__Explore the material__.
1. In the passage on IGPS structure and dynamics, about how much does the average radius of gyration differ between SC and TT IGPS?
2. Write the next part of the passage on IGPS structure and dynamics, starting after its last sentence.

__Exercise text__.
However, this flow of substrate is relatively restricted in TT IGPS in exchange for interface stability formed by subunit
interaction. Larger gap volume in SC IGPS is partly helped by the linker between HisH and HisF which provides enhanced flexibility
for these two domains. Interestingly, the increased gap volume in SC IGPS does not affect gap index (ratio of gap volume to
interface area) in both SC IGPS and TT IGPS (Figure 6). This suggests that increased gap volume is proportional to the increased
interface in SC compared to that in TT.Radius of gyration in proteins is a measure of their size and implies their compactness. The radius of gyration for IGPS from
SC and TT given in Figure 7 describes the unfolding of the structure during simulation. The flexibility rendered by the linker
between HisF and HisH in the case of SC IGPS is shown by the increased radius of gyration compared to that in TT throughout the
simulation period over 5 ns. The difference in the average radius of gyration between SC and TT IGPS is about 1.76 Å. This
provides the explanation for the increased stability leading to greater kinetics of IGPS caused by the linker in the fused
structure of SC IGPS.The raise and fall in interface area, gap volume and gap index in TT during simulation is unusual. This may be due to the high
interface movement between the weakly associated subunits. The proposed hypothesis driving the formation of fused proteins by
gene fusion is the structural determinant providing increased stability, dynamics and kinetics facilitated during evolutionary
selection. This is evident by the structure and dynamics of IGPS as described using interface area, gap volume and radius of
gyration in SC and TT.

__Extracted entries__.
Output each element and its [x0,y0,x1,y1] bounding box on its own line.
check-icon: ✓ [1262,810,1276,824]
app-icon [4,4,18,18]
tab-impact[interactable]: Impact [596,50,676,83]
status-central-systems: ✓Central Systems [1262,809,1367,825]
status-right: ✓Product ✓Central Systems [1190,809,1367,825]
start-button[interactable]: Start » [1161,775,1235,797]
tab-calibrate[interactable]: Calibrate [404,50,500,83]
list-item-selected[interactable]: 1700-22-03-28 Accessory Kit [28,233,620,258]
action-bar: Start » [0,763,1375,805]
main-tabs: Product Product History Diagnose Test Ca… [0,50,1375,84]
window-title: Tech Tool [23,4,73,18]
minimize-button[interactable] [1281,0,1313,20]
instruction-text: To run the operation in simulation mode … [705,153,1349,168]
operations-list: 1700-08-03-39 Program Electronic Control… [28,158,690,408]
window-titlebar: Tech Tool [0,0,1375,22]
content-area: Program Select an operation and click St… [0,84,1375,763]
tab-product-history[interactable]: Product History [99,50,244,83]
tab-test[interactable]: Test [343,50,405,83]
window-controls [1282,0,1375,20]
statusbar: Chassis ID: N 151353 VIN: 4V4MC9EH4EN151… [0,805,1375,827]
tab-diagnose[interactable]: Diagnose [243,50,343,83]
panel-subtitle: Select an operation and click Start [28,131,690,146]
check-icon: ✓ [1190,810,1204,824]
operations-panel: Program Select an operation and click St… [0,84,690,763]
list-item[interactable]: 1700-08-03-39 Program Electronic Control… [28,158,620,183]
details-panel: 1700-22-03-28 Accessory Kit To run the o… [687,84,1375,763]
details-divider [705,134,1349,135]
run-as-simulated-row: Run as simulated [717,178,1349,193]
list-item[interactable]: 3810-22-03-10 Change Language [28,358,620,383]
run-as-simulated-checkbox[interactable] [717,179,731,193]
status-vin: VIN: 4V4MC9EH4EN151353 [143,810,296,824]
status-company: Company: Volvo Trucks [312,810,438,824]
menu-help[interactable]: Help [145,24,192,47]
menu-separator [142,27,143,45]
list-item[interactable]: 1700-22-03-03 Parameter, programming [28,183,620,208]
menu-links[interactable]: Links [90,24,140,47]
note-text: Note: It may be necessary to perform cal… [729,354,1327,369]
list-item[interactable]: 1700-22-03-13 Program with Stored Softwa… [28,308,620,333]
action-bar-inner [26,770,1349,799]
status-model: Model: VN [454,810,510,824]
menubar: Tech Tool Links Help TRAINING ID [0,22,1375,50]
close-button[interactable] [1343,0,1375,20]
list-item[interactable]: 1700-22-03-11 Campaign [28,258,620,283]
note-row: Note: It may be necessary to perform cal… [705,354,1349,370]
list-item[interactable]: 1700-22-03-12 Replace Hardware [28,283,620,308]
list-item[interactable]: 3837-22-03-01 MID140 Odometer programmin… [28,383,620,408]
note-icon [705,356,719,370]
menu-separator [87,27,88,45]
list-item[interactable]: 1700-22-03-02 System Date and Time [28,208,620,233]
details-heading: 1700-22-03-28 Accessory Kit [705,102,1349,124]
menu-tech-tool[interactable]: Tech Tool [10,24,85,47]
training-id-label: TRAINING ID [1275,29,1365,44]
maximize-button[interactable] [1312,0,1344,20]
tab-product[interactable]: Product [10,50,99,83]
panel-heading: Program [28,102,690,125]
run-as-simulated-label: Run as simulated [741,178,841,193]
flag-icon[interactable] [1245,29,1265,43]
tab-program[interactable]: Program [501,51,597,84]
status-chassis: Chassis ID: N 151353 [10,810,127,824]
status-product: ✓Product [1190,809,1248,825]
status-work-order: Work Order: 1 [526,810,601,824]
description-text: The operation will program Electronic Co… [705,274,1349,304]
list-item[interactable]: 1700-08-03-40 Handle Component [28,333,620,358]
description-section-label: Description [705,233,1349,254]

__Answers to the exercises__.
1. About 1.76 Å.

2.
Conclusion
A number of fusion proteins have been identified by comparative genome analysis using sequence comparison. This suggests that
gene fusion is common in evolutionary phylogeny. However, the selection force driving gene fusion in organism evolution is not
fully evident due to the lack of structure, dynamics and kinetics data supporting this phenomenon. Despite the growth in
structures at PDB, the number of structural pairs illustrating fusion/fission in distant phylogeny is limited. Here, we show the
importance of fused protein by probing the fused IGPS structure in SC as against the un-fused structure in TT using molecular
dynamics simulation. The simulation shows larger interface area and radius of gyration in SC IGPS compared to TT IGPS. Thus, fused
IGPS in SC have better structural features than un-fused IPGS in TT. This finding provides meaningful insight for gene fusion in
establishing optimal dynamics and kinetics. This is an extremely interesting one and is likely to become more important as the
international structural genomics efforts increase significantly their production of structures.